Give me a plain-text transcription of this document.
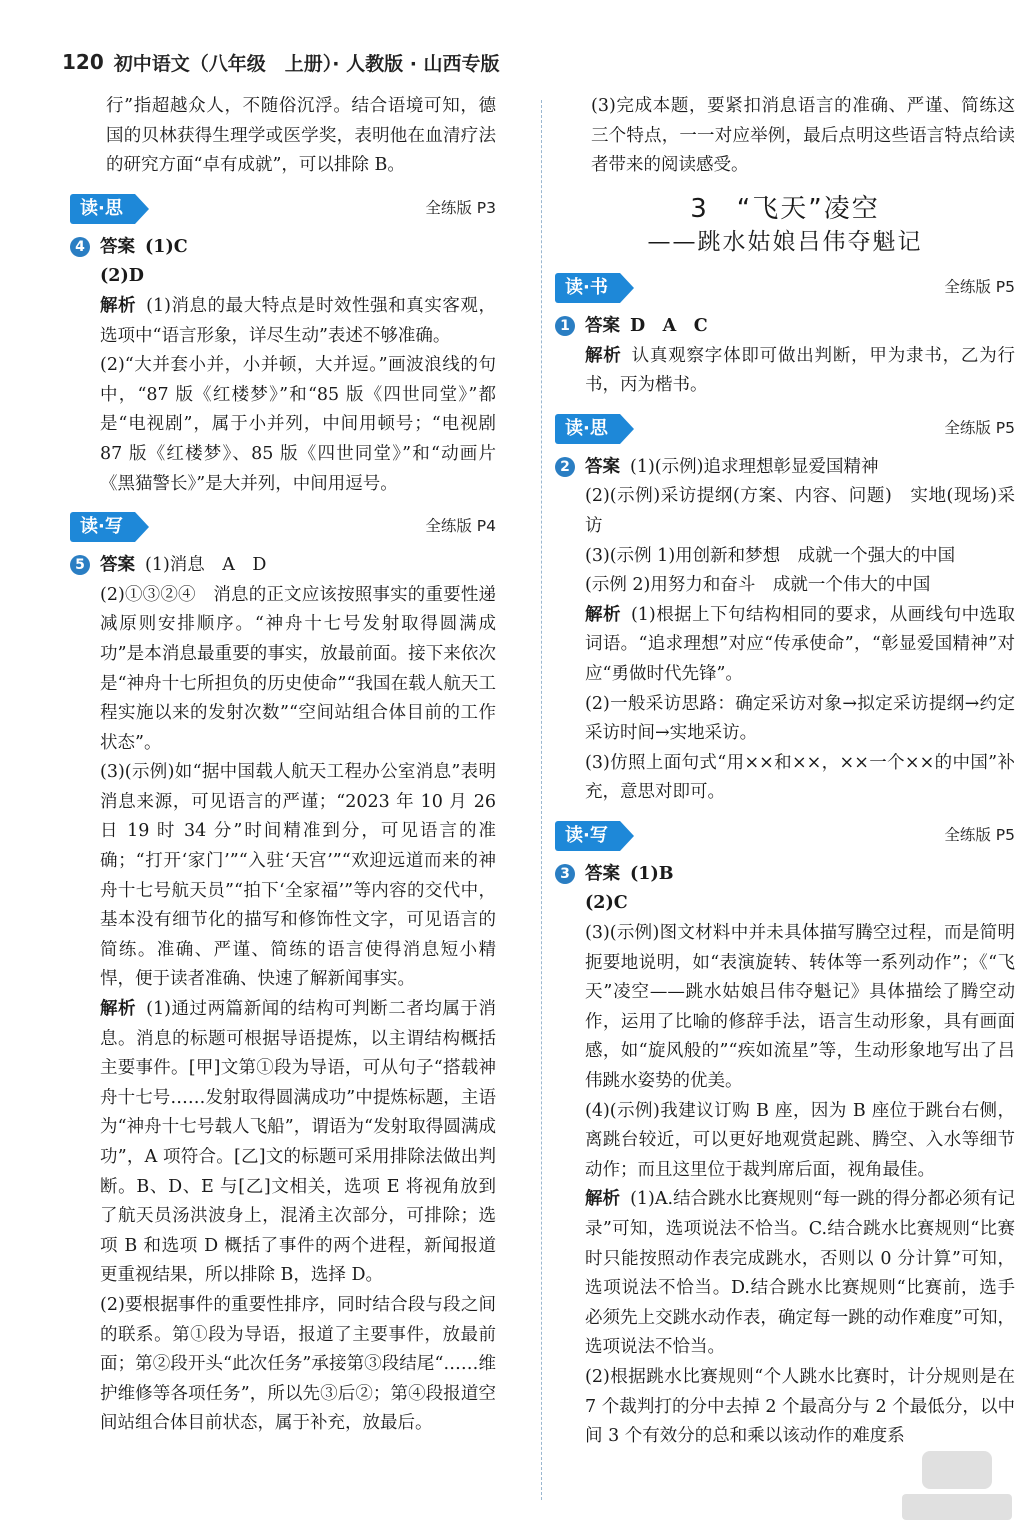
120 初中语文（八年级　上册）· 人教版 · 山西专版

行”指超越众人，不随俗沉浮。结合语境可知，德国的贝林获得生理学或医学奖，表明他在血清疗法的研究方面“卓有成就”，可以排除 B。

读·思	全练版 P3
4 答案 (1)C

(2)D

解析 (1)消息的最大特点是时效性强和真实客观，选项中“语言形象，详尽生动”表述不够准确。

(2)“大并套小并，小并顿，大并逗。”画波浪线的句中，“87 版《红楼梦》”和“85 版《四世同堂》”都是“电视剧”，属于小并列，中间用顿号；“电视剧 87 版《红楼梦》、85 版《四世同堂》”和“动画片《黑猫警长》”是大并列，中间用逗号。

读·写	全练版 P4
5 答案 (1)消息　A　D

(2)①③②④　消息的正文应该按照事实的重要性递减原则安排顺序。“神舟十七号发射取得圆满成功”是本消息最重要的事实，放最前面。接下来依次是“神舟十七所担负的历史使命”“我国在载人航天工程实施以来的发射次数”“空间站组合体目前的工作状态”。

(3)(示例)如“据中国载人航天工程办公室消息”表明消息来源，可见语言的严谨；“2023 年 10 月 26 日 19 时 34 分”时间精准到分，可见语言的准确；“打开‘家门’”“入驻‘天宫’”“欢迎远道而来的神舟十七号航天员”“拍下‘全家福’”等内容的交代中，基本没有细节化的描写和修饰性文字，可见语言的简练。准确、严谨、简练的语言使得消息短小精悍，便于读者准确、快速了解新闻事实。

解析 (1)通过两篇新闻的结构可判断二者均属于消息。消息的标题可根据导语提炼，以主谓结构概括主要事件。[甲]文第①段为导语，可从句子“搭载神舟十七号……发射取得圆满成功”中提炼标题，主语为“神舟十七号载人飞船”，谓语为“发射取得圆满成功”，A 项符合。[乙]文的标题可采用排除法做出判断。B、D、E 与[乙]文相关，选项 E 将视角放到了航天员汤洪波身上，混淆主次部分，可排除；选项 B 和选项 D 概括了事件的两个进程，新闻报道更重视结果，所以排除 B，选择 D。

(2)要根据事件的重要性排序，同时结合段与段之间的联系。第①段为导语，报道了主要事件，放最前面；第②段开头“此次任务”承接第③段结尾“……维护维修等各项任务”，所以先③后②；第④段报道空间站组合体目前状态，属于补充，放最后。

(3)完成本题，要紧扣消息语言的准确、严谨、简练这三个特点，一一对应举例，最后点明这些语言特点给读者带来的阅读感受。

3　“飞天”凌空
——跳水姑娘吕伟夺魁记
读·书	全练版 P5
1 答案 D　A　C

解析 认真观察字体即可做出判断，甲为隶书，乙为行书，丙为楷书。

读·思	全练版 P5
2 答案 (1)(示例)追求理想彰显爱国精神

(2)(示例)采访提纲(方案、内容、问题)　实地(现场)采访

(3)(示例 1)用创新和梦想　成就一个强大的中国

(示例 2)用努力和奋斗　成就一个伟大的中国

解析 (1)根据上下句结构相同的要求，从画线句中选取词语。“追求理想”对应“传承使命”，“彰显爱国精神”对应“勇做时代先锋”。

(2)一般采访思路：确定采访对象→拟定采访提纲→约定采访时间→实地采访。

(3)仿照上面句式“用××和××，××一个××的中国”补充，意思对即可。

读·写	全练版 P5
3 答案 (1)B

(2)C

(3)(示例)图文材料中并未具体描写腾空过程，而是简明扼要地说明，如“表演旋转、转体等一系列动作”；《“飞天”凌空——跳水姑娘吕伟夺魁记》具体描绘了腾空动作，运用了比喻的修辞手法，语言生动形象，具有画面感，如“旋风般的”“疾如流星”等，生动形象地写出了吕伟跳水姿势的优美。

(4)(示例)我建议订购 B 座，因为 B 座位于跳台右侧，离跳台较近，可以更好地观赏起跳、腾空、入水等细节动作；而且这里位于裁判席后面，视角最佳。

解析 (1)A.结合跳水比赛规则“每一跳的得分都必须有记录”可知，选项说法不恰当。C.结合跳水比赛规则“比赛时只能按照动作表完成跳水，否则以 0 分计算”可知，选项说法不恰当。D.结合跳水比赛规则“比赛前，选手必须先上交跳水动作表，确定每一跳的动作难度”可知，选项说法不恰当。

(2)根据跳水比赛规则“个人跳水比赛时，计分规则是在 7 个裁判打的分中去掉 2 个最高分与 2 个最低分，以中间 3 个有效分的总和乘以该动作的难度系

◆ ◆ ◆ ◆ ◆

PROBLEM DETAILS: Write the full listing out again with every line unchanged, but include no pictures.

PROBLEM SOLUTION:
Give me a plain-text transcription of this document.
120 初中语文（八年级　上册）· 人教版 · 山西专版

行”指超越众人，不随俗沉浮。结合语境可知，德国的贝林获得生理学或医学奖，表明他在血清疗法的研究方面“卓有成就”，可以排除 B。

读·思	全练版 P3
4 答案 (1)C

(2)D

解析 (1)消息的最大特点是时效性强和真实客观，选项中“语言形象，详尽生动”表述不够准确。

(2)“大并套小并，小并顿，大并逗。”画波浪线的句中，“87 版《红楼梦》”和“85 版《四世同堂》”都是“电视剧”，属于小并列，中间用顿号；“电视剧 87 版《红楼梦》、85 版《四世同堂》”和“动画片《黑猫警长》”是大并列，中间用逗号。

读·写	全练版 P4
5 答案 (1)消息　A　D

(2)①③②④　消息的正文应该按照事实的重要性递减原则安排顺序。“神舟十七号发射取得圆满成功”是本消息最重要的事实，放最前面。接下来依次是“神舟十七所担负的历史使命”“我国在载人航天工程实施以来的发射次数”“空间站组合体目前的工作状态”。

(3)(示例)如“据中国载人航天工程办公室消息”表明消息来源，可见语言的严谨；“2023 年 10 月 26 日 19 时 34 分”时间精准到分，可见语言的准确；“打开‘家门’”“入驻‘天宫’”“欢迎远道而来的神舟十七号航天员”“拍下‘全家福’”等内容的交代中，基本没有细节化的描写和修饰性文字，可见语言的简练。准确、严谨、简练的语言使得消息短小精悍，便于读者准确、快速了解新闻事实。

解析 (1)通过两篇新闻的结构可判断二者均属于消息。消息的标题可根据导语提炼，以主谓结构概括主要事件。[甲]文第①段为导语，可从句子“搭载神舟十七号……发射取得圆满成功”中提炼标题，主语为“神舟十七号载人飞船”，谓语为“发射取得圆满成功”，A 项符合。[乙]文的标题可采用排除法做出判断。B、D、E 与[乙]文相关，选项 E 将视角放到了航天员汤洪波身上，混淆主次部分，可排除；选项 B 和选项 D 概括了事件的两个进程，新闻报道更重视结果，所以排除 B，选择 D。

(2)要根据事件的重要性排序，同时结合段与段之间的联系。第①段为导语，报道了主要事件，放最前面；第②段开头“此次任务”承接第③段结尾“……维护维修等各项任务”，所以先③后②；第④段报道空间站组合体目前状态，属于补充，放最后。

(3)完成本题，要紧扣消息语言的准确、严谨、简练这三个特点，一一对应举例，最后点明这些语言特点给读者带来的阅读感受。

3　“飞天”凌空
——跳水姑娘吕伟夺魁记
读·书	全练版 P5
1 答案 D　A　C

解析 认真观察字体即可做出判断，甲为隶书，乙为行书，丙为楷书。

读·思	全练版 P5
2 答案 (1)(示例)追求理想彰显爱国精神

(2)(示例)采访提纲(方案、内容、问题)　实地(现场)采访

(3)(示例 1)用创新和梦想　成就一个强大的中国

(示例 2)用努力和奋斗　成就一个伟大的中国

解析 (1)根据上下句结构相同的要求，从画线句中选取词语。“追求理想”对应“传承使命”，“彰显爱国精神”对应“勇做时代先锋”。

(2)一般采访思路：确定采访对象→拟定采访提纲→约定采访时间→实地采访。

(3)仿照上面句式“用××和××，××一个××的中国”补充，意思对即可。

读·写	全练版 P5
3 答案 (1)B

(2)C

(3)(示例)图文材料中并未具体描写腾空过程，而是简明扼要地说明，如“表演旋转、转体等一系列动作”；《“飞天”凌空——跳水姑娘吕伟夺魁记》具体描绘了腾空动作，运用了比喻的修辞手法，语言生动形象，具有画面感，如“旋风般的”“疾如流星”等，生动形象地写出了吕伟跳水姿势的优美。

(4)(示例)我建议订购 B 座，因为 B 座位于跳台右侧，离跳台较近，可以更好地观赏起跳、腾空、入水等细节动作；而且这里位于裁判席后面，视角最佳。

解析 (1)A.结合跳水比赛规则“每一跳的得分都必须有记录”可知，选项说法不恰当。C.结合跳水比赛规则“比赛时只能按照动作表完成跳水，否则以 0 分计算”可知，选项说法不恰当。D.结合跳水比赛规则“比赛前，选手必须先上交跳水动作表，确定每一跳的动作难度”可知，选项说法不恰当。

(2)根据跳水比赛规则“个人跳水比赛时，计分规则是在 7 个裁判打的分中去掉 2 个最高分与 2 个最低分，以中间 3 个有效分的总和乘以该动作的难度系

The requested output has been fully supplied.